Copy each line below in which the string "chevron" occurs.

BEGIN Data for processing

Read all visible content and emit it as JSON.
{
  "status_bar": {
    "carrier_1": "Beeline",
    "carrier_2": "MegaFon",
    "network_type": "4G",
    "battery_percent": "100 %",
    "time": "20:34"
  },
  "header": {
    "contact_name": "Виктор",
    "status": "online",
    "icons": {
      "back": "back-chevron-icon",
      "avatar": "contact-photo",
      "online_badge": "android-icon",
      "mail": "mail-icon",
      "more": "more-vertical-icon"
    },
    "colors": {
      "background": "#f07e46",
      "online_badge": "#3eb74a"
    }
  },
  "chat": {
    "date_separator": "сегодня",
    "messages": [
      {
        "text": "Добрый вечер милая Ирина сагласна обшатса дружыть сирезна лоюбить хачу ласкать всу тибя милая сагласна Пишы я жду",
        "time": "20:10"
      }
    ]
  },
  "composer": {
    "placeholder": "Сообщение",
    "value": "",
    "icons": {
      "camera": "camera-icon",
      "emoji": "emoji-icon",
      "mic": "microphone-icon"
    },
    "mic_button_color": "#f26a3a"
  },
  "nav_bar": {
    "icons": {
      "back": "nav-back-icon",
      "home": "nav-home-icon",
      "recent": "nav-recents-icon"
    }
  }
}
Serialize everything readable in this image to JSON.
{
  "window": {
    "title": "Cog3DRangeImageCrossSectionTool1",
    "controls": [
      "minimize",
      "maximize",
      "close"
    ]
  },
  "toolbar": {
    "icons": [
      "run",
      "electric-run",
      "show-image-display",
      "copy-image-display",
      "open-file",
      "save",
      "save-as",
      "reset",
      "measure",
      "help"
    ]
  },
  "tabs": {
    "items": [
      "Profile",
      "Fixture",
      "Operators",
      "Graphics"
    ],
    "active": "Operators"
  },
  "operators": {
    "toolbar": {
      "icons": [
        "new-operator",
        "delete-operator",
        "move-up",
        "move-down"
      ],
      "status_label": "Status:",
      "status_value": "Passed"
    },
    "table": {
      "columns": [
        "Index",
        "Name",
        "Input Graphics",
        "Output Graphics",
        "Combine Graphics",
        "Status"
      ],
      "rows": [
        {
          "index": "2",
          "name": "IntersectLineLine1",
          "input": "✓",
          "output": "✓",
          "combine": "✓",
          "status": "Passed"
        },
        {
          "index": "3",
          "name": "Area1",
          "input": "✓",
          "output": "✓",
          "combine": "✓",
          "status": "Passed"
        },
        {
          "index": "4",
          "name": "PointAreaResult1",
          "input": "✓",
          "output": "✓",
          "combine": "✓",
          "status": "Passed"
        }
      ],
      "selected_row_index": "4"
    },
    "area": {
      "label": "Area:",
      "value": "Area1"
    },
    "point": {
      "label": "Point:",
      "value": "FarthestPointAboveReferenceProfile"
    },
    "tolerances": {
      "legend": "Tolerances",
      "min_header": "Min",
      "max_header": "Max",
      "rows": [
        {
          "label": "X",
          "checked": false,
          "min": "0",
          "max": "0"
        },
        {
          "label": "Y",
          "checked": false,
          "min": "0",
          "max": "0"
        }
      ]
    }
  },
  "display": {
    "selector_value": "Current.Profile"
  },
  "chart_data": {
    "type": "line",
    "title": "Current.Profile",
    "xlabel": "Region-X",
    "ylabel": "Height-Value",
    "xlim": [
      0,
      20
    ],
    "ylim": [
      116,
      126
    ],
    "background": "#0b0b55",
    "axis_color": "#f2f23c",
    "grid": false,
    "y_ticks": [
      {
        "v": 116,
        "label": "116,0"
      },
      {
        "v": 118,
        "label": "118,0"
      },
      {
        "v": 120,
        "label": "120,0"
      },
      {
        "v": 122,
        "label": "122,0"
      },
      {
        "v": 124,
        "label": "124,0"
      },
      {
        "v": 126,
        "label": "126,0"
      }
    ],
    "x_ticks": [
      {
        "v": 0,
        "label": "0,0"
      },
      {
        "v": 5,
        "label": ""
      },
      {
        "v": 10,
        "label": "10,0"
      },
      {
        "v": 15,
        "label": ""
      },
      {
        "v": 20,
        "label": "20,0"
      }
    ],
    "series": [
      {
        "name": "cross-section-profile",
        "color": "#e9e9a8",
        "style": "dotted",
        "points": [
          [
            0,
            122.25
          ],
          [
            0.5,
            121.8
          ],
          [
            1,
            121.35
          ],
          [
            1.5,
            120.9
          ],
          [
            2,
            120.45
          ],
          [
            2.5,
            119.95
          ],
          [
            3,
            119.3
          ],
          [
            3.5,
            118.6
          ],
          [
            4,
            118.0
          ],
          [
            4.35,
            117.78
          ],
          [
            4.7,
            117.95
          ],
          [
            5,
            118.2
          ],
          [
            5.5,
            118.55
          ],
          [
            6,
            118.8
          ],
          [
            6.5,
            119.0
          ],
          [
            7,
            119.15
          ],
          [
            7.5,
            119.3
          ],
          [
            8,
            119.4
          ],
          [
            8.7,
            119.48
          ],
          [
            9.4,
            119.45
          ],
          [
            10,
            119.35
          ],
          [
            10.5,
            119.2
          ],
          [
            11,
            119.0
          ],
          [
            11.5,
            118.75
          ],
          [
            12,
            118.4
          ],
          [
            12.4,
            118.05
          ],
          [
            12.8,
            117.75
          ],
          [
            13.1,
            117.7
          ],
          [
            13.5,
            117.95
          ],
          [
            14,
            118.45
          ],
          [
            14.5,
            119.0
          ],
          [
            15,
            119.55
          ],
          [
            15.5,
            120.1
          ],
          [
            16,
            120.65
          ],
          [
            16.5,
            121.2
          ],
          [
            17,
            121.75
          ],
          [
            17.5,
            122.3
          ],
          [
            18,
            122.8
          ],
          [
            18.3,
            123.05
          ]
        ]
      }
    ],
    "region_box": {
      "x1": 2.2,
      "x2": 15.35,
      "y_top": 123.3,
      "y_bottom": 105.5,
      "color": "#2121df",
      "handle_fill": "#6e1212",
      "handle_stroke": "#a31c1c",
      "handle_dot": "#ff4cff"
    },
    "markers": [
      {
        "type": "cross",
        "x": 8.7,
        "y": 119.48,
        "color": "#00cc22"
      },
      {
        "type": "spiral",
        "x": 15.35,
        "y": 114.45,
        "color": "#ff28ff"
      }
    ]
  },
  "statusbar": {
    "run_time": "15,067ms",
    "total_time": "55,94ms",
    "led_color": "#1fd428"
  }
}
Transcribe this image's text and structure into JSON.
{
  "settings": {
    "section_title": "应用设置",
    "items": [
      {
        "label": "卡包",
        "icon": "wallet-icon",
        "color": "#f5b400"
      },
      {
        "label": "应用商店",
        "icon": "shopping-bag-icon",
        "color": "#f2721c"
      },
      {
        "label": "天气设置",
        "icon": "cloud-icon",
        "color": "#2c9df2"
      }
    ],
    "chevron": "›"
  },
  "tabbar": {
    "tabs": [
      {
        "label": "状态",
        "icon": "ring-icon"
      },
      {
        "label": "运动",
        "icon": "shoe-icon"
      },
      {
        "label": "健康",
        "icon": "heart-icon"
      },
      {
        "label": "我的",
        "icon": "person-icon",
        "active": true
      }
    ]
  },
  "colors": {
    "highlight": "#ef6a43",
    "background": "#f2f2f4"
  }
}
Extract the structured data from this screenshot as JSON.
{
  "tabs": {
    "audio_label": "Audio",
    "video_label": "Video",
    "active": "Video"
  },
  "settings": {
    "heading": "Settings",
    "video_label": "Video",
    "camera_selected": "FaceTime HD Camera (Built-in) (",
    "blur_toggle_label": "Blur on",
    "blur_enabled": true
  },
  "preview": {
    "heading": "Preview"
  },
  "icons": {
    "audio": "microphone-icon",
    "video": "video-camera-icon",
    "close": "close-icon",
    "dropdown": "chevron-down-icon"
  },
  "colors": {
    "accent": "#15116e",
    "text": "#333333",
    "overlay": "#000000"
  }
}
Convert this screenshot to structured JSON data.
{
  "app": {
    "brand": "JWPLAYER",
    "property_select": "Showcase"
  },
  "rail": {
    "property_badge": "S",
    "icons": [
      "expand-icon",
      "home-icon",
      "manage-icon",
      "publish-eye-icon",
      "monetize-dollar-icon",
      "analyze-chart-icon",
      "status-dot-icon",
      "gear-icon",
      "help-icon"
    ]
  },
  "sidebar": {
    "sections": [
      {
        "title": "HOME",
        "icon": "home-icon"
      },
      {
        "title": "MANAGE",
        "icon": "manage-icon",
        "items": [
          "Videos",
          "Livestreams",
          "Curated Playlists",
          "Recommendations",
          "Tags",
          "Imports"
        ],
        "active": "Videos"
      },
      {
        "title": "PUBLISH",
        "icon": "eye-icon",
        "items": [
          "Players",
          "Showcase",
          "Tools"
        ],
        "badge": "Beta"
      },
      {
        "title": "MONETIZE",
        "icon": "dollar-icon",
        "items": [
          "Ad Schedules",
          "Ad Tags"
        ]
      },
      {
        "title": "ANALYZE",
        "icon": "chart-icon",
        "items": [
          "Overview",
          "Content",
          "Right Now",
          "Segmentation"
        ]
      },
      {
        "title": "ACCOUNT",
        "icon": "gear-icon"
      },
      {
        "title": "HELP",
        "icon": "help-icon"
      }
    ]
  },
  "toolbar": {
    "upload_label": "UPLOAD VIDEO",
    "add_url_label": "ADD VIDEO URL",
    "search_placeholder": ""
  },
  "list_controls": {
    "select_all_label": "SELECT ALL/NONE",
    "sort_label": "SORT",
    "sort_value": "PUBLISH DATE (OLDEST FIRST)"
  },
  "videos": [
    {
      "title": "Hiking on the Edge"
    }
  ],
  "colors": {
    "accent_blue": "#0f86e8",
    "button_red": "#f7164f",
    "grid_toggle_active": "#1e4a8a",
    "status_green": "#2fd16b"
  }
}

END Data for processing

## Written solution
      "back": "back-chevron-icon",
    "chevron": "›"
    "dropdown": "chevron-down-icon"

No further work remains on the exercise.